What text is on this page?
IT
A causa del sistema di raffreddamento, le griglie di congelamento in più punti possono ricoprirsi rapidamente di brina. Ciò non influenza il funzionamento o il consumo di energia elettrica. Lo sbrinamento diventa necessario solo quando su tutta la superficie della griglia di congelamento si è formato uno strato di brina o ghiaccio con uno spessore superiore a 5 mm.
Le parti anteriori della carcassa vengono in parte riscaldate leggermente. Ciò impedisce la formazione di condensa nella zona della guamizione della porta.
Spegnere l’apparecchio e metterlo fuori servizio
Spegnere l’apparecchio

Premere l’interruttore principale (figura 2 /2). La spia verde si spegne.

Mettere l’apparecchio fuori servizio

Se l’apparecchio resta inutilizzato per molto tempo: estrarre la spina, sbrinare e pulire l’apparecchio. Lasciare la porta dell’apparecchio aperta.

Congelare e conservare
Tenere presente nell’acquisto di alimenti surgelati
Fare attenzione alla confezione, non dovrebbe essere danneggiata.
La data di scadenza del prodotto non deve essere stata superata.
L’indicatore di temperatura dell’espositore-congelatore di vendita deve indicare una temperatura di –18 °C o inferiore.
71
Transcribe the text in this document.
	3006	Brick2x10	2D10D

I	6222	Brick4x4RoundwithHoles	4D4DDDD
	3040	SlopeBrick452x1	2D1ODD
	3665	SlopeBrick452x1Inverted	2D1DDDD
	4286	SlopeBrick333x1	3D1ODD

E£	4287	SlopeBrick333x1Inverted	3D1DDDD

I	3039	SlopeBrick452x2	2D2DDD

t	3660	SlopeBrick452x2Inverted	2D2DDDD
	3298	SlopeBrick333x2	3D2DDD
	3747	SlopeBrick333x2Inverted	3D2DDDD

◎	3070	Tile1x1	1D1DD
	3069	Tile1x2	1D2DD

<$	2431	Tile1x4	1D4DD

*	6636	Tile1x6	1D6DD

→ TASK GOAL: Search the data above for lines holding "Spegnere" and copy each of them.

→ RESULT FOR THIS TASK:
Spegnere l’apparecchio e metterlo fuori servizio
Spegnere l’apparecchio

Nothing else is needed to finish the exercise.